■ **TESTO DELLA PAGINA**:
'''

Sono state liquidate le indennità arretrate di pronto soccorso del personale dell’Asp di Ragusa. Lo rende noto il sindacato Nursind che ha portato avanti un lungo confronto con il direttore generale, Giuseppe Drago, raggiungendo questo importante risultato per tutti i dipendenti. Sono circa 170 gli operatori sanitari coinvolti, che riceveranno mediamente da 3500 a 4500 euro lordi ciascuno.
Con lo stipendio di agosto sono stati infatti corrisposti gli arretrati dell’indennità di pronto soccorso relativi agli anni 2022, 2023 e 2024.

'''

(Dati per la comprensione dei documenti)
'''

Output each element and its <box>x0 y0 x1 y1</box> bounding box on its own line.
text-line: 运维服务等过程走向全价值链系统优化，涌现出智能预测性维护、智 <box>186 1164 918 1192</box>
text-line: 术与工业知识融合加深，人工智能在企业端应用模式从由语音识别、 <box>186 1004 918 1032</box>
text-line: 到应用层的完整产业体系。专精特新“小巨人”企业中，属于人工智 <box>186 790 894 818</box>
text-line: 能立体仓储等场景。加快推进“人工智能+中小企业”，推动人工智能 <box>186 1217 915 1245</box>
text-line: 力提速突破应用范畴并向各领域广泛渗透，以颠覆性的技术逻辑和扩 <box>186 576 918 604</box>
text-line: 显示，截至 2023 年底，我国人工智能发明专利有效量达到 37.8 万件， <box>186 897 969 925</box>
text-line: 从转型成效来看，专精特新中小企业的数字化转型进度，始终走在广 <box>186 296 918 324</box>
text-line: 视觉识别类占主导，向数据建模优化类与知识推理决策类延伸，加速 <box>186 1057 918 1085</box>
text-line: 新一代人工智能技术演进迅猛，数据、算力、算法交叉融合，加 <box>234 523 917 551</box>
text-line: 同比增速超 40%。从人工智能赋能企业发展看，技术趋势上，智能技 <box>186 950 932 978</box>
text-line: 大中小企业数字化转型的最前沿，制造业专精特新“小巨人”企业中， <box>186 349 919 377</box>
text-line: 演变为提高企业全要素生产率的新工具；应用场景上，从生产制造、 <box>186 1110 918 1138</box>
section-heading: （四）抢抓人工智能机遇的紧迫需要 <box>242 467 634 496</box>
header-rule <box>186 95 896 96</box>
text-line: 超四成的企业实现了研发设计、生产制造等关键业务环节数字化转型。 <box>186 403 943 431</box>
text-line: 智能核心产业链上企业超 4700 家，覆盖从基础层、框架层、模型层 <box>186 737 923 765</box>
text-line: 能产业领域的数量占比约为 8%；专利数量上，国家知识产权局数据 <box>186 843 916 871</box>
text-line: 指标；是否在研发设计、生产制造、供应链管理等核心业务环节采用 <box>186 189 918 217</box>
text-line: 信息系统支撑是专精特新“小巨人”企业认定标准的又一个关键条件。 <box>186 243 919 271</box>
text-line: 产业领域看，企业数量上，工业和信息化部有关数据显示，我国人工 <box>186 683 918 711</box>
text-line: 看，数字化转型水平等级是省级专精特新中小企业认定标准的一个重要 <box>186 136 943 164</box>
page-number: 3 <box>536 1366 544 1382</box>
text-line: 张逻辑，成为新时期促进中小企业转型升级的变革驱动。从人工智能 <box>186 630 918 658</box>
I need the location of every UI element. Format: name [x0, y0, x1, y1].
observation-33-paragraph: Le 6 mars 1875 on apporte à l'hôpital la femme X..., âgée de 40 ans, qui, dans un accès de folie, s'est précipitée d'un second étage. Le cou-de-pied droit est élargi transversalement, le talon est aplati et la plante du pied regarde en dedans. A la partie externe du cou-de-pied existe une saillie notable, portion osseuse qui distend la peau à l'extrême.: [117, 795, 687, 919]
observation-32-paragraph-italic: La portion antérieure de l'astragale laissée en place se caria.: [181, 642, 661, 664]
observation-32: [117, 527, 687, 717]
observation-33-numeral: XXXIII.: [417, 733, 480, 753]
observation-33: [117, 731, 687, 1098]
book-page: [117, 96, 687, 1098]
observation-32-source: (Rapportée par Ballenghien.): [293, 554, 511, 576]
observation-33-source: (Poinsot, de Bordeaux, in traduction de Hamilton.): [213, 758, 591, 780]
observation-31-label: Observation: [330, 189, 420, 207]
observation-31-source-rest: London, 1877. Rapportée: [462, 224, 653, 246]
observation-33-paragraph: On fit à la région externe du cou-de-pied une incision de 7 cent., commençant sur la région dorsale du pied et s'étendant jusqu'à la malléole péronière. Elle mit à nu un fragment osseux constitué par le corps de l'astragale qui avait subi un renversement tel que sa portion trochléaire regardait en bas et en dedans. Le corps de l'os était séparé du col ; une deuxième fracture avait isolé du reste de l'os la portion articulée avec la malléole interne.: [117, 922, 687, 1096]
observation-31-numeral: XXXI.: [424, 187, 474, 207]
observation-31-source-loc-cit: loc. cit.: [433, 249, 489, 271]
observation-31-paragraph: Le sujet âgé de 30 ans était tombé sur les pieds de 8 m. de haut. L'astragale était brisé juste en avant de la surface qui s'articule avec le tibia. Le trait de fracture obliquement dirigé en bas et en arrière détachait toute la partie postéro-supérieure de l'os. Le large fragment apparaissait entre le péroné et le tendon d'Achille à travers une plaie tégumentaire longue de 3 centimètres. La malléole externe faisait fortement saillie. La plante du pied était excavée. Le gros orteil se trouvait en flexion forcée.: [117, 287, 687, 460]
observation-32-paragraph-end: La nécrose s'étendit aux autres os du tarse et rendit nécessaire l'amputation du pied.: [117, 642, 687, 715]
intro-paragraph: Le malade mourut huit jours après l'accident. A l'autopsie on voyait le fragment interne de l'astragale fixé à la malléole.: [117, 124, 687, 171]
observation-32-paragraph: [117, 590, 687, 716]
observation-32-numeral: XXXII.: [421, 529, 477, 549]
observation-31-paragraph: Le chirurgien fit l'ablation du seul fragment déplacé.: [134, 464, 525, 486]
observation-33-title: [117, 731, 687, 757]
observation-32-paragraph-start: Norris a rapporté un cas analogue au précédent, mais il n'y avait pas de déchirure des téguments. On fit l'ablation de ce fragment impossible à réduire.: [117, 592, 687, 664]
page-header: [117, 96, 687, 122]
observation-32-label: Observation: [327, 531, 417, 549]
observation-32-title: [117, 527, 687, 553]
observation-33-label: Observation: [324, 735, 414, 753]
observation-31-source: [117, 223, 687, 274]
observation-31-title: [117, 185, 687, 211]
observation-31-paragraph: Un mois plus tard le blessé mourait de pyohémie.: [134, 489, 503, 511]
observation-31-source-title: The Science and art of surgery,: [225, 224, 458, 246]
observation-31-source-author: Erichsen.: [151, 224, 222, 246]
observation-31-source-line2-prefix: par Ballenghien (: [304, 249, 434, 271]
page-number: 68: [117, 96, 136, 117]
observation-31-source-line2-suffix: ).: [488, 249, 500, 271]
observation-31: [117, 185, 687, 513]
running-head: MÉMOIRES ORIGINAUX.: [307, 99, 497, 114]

'''

■ **COMPITI DA SVOLGERE**:
1. Secondo il testo sulle indennità di pronto soccorso, quanti operatori sanitari sono coinvolti?
2. Riproduci il testo sulle indennità di pronto soccorso, tutto ciò che va da "Sono state liquidate" giù fino a "2023 e 2024.".
3. Riprendi il testo sulle indennità di pronto soccorso e proseguilo dal punto in cui si ferma.

■ **RISPOSTE**:
1. Circa 170 operatori sanitari.

2.
Sono state liquidate le indennità arretrate di pronto soccorso del personale dell’Asp di Ragusa. Lo rende noto il sindacato Nursind che ha portato avanti un lungo confronto con il direttore generale, Giuseppe Drago, raggiungendo questo importante risultato per tutti i dipendenti. Sono circa 170 gli operatori sanitari coinvolti, che riceveranno mediamente da 3500 a 4500 euro lordi ciascuno.
Con lo stipendio di agosto sono stati infatti corrisposti gli arretrati dell’indennità di pronto soccorso relativi agli anni 2022, 2023 e 2024.

3.
“Si tratta di un risultato importante per i lavoratori – afferma Giuseppe Savasta, segretario Nursind Ragusa – che da tempo attendevano il riconoscimento economico previsto per il particolare e delicato lavoro svolto all’interno delle strutture di emergenza. Il raggiungimento di questo obiettivo è stato possibile grazie all’azione del NurSind, che ha posto con determinazione la questione all’attenzione dell’azienda, sollecitando il riconoscimento delle somme dovute e mantenendo aperto il confronto con la direzione generale. Particolarmente significativa è stata la disponibilità al dialogo del Giuseppe Drago, direttore generale che ha dimostrato attenzione alle problematiche rappresentate dal sindacato e alle legittime aspettative del personale sanitario. Il pagamento degli arretrati – prosegue Savasta – non rappresenta soltanto una questione economica, ma assume anche un importante valore di riconoscimento del ruolo e dell’impegno degli operatori dei pronto soccorso, chiamati ogni giorno a garantire assistenza ai cittadini in situazioni di emergenza”.